§ TASK DIRECTIONS
Please copy the part of the blog post on supporting writers between "This is where" and "and get better.", inclusive, renaming "critique partners" to "writing partners".

::: EXCERPTED TEXT

Life Support for Writers

The other day I got a note from a writer friend saying how much they appreciated how I supported my fellow authors, that I seemed to always be posting about other’s new releases, their accomplishments, their milestones. In fact, I host a podcast that’s centered around that very idea. Hear Us Roar, a program sponsored by the Women’s Fiction Writer’s Association, gives a showcase to its members when they publish their first book.

The remark got me thinking. What exactly does it mean to support other authors and does the kind of support you give and that you need vary depending on the stage you’re at in your own career?

For purposes of this blog, let’s sort writers into two camps, both living in this same village we call WriterVille. There’s the Novice and there’s the Veteran.  Each has different needs; each is at a different place in their career.  But both can help each other succeed.

Two of the permutations are easy.  We see them all the time.

A Novice helping a Novice.

This is where community has its start, with one aspiring writer reaching out to another, providing emotional support and encouragement, either one-on-one or at seminars, in workshops, or Facebook special interest groups.  The two may decide to become critique partners, trading pages to offer constructive feedback. They’ll recommend on-line classes, newsletters, and craft books they’ve found useful.  They’ll invite each other to join Facebook groups or writer’s associations. They’ll post each other’s blog links or successes on social media. They meet up for coffee, virtual or otherwise, to share fears, hopes, doubts, and successes. They applaud and comfort and challenge each other to grow and get better.

A Veteran helping a Novice.

This is the classic mentor relationship.  A novice meets a veteran, either through an introduction, a shared interest, at a conference or through a class and the veteran offers to help the novice navigate the bumpy road to publication.  They read and comment on their WIP. They share the story of their own early struggles, offering encouragement and hard-earned wisdom. They introduce the novice to contacts in the industry, like editors and industry pros. They suggest their name for features on podcasts or YouTube shows that feature up and comers.

But what about a Novice helping a Veteran?

Ah, this one is trickier, isn’t it? A lot of novices I know (myself included) doubt there’s anything they can do to help their favorite author. They imagine the experienced novelist with 5 books under their belt is supremely self-confident, prolific, and sails through life trailing book contracts, advances, and PR appearances with ease.  What can they possibly do for them?

::::::
::: LISTED RECORDS

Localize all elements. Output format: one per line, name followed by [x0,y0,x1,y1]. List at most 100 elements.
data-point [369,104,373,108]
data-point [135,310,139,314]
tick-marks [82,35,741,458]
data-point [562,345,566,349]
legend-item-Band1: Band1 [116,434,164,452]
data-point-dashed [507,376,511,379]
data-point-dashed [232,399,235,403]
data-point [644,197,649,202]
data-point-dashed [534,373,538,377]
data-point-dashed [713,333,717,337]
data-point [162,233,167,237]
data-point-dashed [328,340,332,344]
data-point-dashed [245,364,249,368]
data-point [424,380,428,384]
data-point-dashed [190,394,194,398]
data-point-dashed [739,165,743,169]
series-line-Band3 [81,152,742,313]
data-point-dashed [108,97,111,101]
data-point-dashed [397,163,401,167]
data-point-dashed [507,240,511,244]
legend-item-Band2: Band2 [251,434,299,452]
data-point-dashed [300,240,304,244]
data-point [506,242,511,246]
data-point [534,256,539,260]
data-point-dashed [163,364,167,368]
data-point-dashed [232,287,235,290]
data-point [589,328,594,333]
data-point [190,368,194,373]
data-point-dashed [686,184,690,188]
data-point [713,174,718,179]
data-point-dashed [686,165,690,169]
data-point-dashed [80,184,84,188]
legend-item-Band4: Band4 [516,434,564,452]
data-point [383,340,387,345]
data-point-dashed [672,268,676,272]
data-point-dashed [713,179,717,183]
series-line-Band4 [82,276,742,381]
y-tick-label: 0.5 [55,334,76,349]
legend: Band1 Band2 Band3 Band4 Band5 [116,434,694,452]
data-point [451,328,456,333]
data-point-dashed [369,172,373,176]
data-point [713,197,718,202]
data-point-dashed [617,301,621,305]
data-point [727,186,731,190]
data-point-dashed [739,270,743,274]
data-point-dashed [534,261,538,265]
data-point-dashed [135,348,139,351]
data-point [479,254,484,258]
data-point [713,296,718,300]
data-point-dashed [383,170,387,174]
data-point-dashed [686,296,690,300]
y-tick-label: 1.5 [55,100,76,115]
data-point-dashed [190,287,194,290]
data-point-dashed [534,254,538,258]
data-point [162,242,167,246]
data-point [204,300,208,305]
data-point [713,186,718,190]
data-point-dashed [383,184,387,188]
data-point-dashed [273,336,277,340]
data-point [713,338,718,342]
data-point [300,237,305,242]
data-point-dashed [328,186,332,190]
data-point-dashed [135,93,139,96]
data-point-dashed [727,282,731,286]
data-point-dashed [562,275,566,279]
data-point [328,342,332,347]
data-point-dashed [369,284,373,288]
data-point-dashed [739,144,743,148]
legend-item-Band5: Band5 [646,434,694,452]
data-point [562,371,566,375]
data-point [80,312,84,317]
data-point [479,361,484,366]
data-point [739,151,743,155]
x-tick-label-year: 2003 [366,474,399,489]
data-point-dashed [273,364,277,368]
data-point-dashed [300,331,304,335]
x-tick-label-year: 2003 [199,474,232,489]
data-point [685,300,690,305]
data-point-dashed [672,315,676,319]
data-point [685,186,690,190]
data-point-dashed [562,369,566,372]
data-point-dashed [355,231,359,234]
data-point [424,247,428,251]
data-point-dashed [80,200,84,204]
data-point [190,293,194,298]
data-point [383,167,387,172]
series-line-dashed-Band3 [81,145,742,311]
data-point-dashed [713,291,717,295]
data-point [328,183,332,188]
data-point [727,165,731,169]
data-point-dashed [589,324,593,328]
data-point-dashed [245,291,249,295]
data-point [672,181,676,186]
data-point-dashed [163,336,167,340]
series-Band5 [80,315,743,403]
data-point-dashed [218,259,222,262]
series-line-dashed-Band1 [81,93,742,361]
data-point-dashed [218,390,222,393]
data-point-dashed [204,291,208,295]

::::::

§ SOLUTION FOR THIS EXERCISE
This is where community has its start, with one aspiring writer reaching out to another, providing emotional support and encouragement, either one-on-one or at seminars, in workshops, or Facebook special interest groups.  The two may decide to become writing partners, trading pages to offer constructive feedback. They’ll recommend on-line classes, newsletters, and craft books they’ve found useful.  They’ll invite each other to join Facebook groups or writer’s associations. They’ll post each other’s blog links or successes on social media. They meet up for coffee, virtual or otherwise, to share fears, hopes, doubts, and successes. They applaud and comfort and challenge each other to grow and get better.